= Documento de origem =
Neste ponto, reconhece-se que não há como negar responsabilidades, também, dos próprios professores que compactuaram com o sistema. A ilusão de ser “o melhor professor” é tentadora, e aí estão os sucessivos concursos de “professor do ano” a demonstrar que o pecado da vaidade também contamina a classe. Mas o que prevalece em geral é uma avaliação burocrática e permeável a amiguismos, onde na impossibilidade de atribuir o mérito a todos os que o merecem, se fazem escolhas tendenciosas e arbitrárias. A engrenagem da ADD esteve parada até 2017, mercê do congelamento da carreira, mas desde 2018 vem dando um contributo inestimável para a frustração de dezenas de milhares de professores, a degradação do ambiente das escolas e a perda de atractividade da docência: a injustiça inerente a esta avaliação burocrática e punitiva pressente-se à distância. E integra a ameaça global ao futuro da escola pública…

A bem dizer, a arbitrariedade destrói as organizações e provoca a “fuga” dos profissionais em prejuízo do bem comum; e que ninguém se iluda: a engrenagem continua a triturar a dignidade que resta e os jovens professores captam de imediato uma insanidade repleta de injustiças que os avalia com quotas e sem qualquer “olhos nos olhos”.

Em suma, quebre-se o isolamento da escola pública. Livrem-na do Taylorismo (poucos pensam, e avaliam, muito executam) que contraria as organizações modernas, e a ideia de Europa, onde prevalecem redes com vários servidores e achatamento de patamares de decisão. Aliás, o nosso século XX formou a geração mais habilitada num lugar democrático ímpar na nossa História: a escola pública. E os historiadores (se os houver, tal o trato dado às humanidades) registarão o que as próximas gerações não nos perdoarão: a extinção da escola democrática imediatamente a seguir à sua generalização.

A Europa connosco?

Quando o Governo português faz orelhas moucas às reivindicações da classe docente, levar os problemas e as injustiças de que são vítimas os professores portugueses às instituições europeias pode ser uma forma de combater o bloqueio negocial. Sobretudo porque uma boa parte das queixas têm subjacentes situações de desrespeito pela legislação comunitária: professores em igualdade de circunstâncias a serem tratados de forma diferente, eternização da precariedade e, ultimamente, restrições à liberdade de reunião e manifestação e ao direito à greve.

= Enunciado =
Prossiga o texto sobre a avaliação dos professores e a escola pública a partir da última frase mostrada.

= Material extraído =
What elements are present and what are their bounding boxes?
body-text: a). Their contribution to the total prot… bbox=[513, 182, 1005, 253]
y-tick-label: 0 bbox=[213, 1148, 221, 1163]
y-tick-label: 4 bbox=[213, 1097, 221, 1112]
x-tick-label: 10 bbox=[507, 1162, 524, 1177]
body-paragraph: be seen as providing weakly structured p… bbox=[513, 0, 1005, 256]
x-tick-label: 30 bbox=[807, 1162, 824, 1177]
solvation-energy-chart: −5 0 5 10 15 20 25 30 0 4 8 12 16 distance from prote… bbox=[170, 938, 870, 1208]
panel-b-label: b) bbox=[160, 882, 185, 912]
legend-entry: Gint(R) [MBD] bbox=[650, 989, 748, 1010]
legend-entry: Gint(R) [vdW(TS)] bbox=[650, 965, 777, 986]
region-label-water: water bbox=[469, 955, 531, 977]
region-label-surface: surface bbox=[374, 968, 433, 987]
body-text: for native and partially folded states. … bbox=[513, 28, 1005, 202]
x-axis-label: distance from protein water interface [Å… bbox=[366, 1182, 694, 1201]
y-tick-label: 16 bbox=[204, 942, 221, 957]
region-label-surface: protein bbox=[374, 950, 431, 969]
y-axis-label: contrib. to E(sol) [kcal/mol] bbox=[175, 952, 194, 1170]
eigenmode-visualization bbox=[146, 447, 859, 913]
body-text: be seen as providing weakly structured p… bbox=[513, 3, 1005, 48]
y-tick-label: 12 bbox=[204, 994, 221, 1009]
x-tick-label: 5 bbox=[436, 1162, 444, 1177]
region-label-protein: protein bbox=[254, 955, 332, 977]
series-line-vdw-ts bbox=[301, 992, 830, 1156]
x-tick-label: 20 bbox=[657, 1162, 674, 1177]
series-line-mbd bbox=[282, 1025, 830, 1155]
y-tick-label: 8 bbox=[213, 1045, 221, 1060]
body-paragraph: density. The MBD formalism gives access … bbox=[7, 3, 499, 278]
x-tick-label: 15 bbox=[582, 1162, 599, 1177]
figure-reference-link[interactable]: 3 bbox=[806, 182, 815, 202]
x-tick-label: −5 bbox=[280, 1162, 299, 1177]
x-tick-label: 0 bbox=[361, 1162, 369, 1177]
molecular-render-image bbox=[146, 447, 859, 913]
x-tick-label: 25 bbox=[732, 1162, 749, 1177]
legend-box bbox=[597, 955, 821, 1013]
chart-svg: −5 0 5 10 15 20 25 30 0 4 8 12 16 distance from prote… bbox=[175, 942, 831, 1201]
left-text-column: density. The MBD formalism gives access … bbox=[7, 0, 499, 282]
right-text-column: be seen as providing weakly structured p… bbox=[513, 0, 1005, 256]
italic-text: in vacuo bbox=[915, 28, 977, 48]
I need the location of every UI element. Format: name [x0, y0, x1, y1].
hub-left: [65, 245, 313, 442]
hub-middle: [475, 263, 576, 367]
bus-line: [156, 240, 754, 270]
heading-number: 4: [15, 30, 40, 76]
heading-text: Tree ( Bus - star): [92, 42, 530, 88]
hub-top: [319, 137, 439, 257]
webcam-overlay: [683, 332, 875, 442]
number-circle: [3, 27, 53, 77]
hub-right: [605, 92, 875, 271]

= Problema resolvido =
Claro que aqui não deve haver lugar para ilusões: uma eventual internvenção da União Europeia nunca irá substituir a luta, persistente e determinada, dos professores. Mas pode contribuir para isolar o Governo português, sempre tão carente das boas graças e dos apoios europeus para o financiamento das suas políticas…

O envio de delegações ao Parlamento Europeu anda a ser preparado e está para breve, mas uma reunião da plataforma de sindicatos com a representação portuguesa da Comissão Europeia decorrerá já esta semana.

As organizações sindicais ASPL, FENPROF, FNE, PRÓ-ORDEM, SEPLEU, SINAPE, SINDEP, SIPE e SPLIU reúnem na próxima quarta-feira, 22 de março, a partir das 15:00 horas, com a Representação em Lisboa da Comissão Europeia. Nesta reunião estará presente a Coordenadora da Representação, bem como o Coordenador Adjunto.

Para as organizações sindicais de docentes, ainda que os problemas que afetam os professores tenham de ser resolvidos pelas instâncias de poder nacional, designadamente Governo e Assembleia da República, as organizações sindicais consideram haver lugar a diligências que as instâncias europeias poderão desenvolver. Em relação ao Parlamento Europeu, os contactos serão feitos através dos partidos políticos que elegeram eurodeputados, tendo já sido pedidas reuniões a todos eles; já esta reunião, destina-se a fazer chegar à Comissão Europeia diversas informações, solicitando uma intervenção junto do Governo Português.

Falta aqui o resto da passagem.